THE REQUEST:
Extract the lines that carry the string "this" from the listing.

*** GIVEN RECORDS ***

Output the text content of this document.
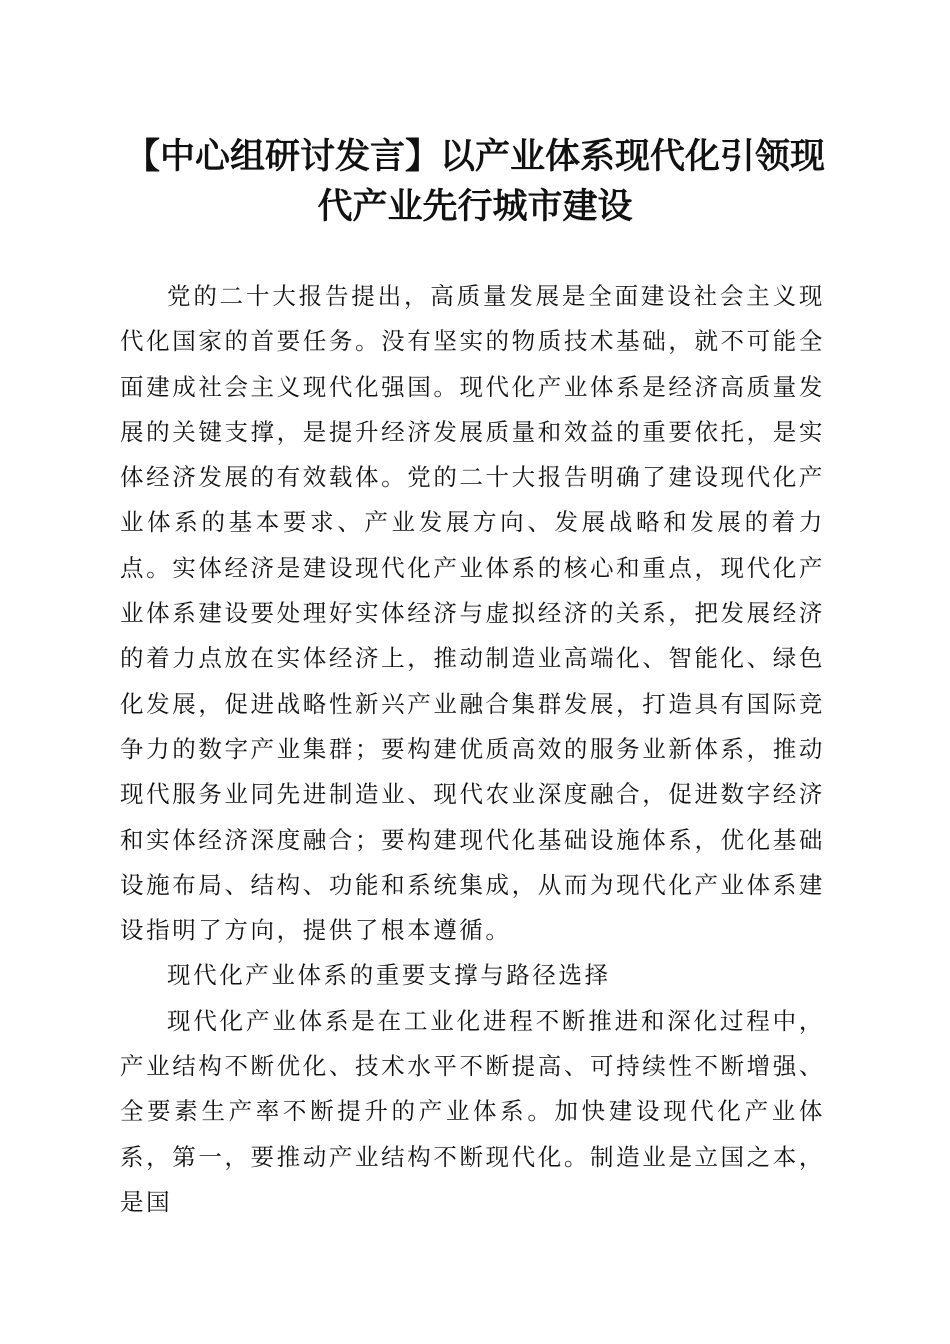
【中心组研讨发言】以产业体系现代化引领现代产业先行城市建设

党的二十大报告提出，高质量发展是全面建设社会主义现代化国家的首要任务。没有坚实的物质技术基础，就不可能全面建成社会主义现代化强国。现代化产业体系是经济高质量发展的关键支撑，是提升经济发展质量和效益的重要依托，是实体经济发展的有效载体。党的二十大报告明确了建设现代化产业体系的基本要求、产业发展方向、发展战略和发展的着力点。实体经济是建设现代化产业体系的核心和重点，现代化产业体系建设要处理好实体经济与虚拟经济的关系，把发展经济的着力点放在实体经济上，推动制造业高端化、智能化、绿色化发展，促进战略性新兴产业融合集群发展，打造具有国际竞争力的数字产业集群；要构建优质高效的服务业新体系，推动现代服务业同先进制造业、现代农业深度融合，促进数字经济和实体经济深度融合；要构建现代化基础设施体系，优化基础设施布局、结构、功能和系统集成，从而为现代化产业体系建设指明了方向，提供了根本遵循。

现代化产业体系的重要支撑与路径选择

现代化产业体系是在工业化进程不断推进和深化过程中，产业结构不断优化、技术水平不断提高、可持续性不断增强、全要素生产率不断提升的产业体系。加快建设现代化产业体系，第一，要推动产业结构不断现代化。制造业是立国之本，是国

***
*** GIVEN RECORDS ***

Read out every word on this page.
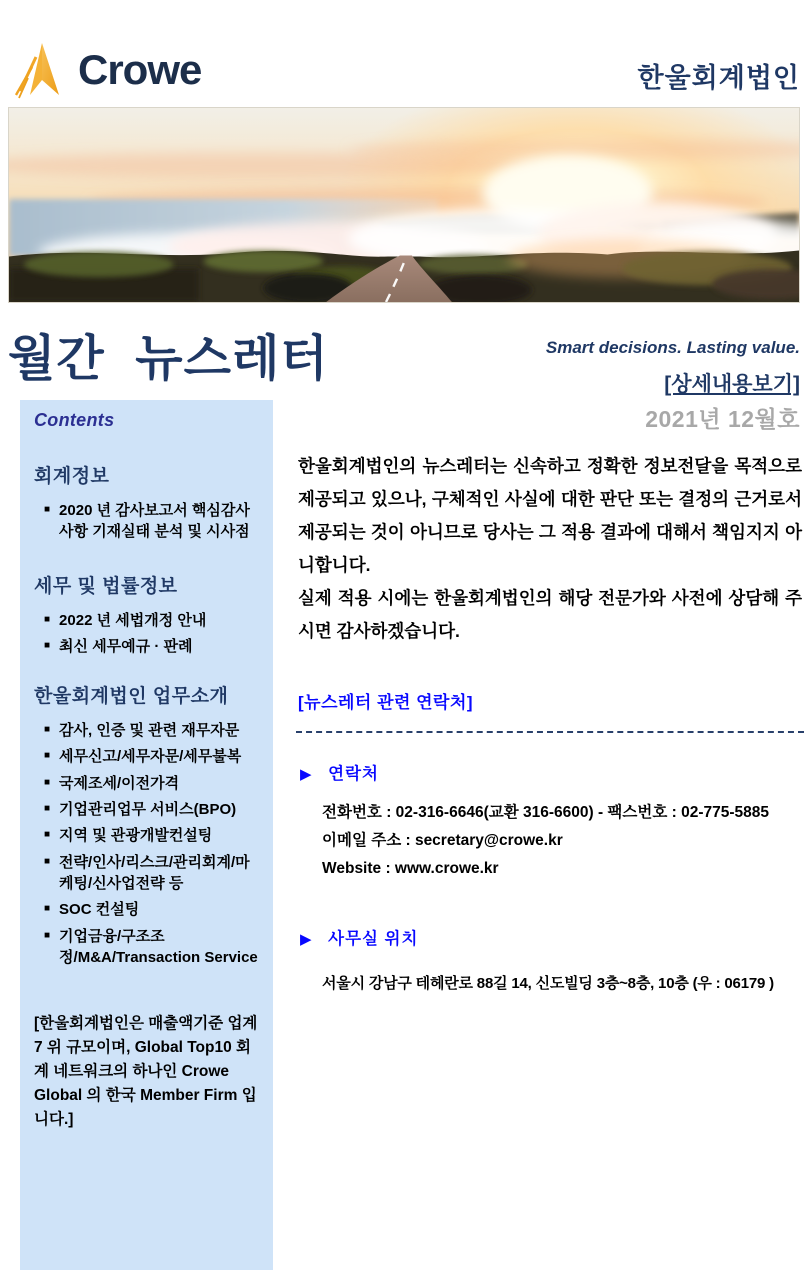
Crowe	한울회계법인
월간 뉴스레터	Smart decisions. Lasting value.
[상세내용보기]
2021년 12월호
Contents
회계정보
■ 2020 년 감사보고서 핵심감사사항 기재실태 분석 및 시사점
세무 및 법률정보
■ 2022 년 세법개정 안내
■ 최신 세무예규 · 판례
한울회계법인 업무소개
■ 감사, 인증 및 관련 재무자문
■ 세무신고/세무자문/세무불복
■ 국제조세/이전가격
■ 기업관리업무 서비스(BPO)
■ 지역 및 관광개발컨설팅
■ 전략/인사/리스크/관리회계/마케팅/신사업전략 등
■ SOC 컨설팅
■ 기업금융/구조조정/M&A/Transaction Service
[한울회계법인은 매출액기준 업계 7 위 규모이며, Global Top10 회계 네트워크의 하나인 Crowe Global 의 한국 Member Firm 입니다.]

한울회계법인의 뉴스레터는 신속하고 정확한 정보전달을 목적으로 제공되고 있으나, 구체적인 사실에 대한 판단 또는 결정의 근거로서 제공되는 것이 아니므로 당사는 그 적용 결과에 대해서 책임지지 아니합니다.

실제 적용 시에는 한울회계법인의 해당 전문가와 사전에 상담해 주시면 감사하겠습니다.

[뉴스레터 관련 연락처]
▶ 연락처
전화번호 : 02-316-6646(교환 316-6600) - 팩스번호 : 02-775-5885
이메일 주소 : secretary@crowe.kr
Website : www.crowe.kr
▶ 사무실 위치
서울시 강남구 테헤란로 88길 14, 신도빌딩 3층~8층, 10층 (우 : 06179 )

***

REPLY:
Output the text content of this document.
Read out every word on this page.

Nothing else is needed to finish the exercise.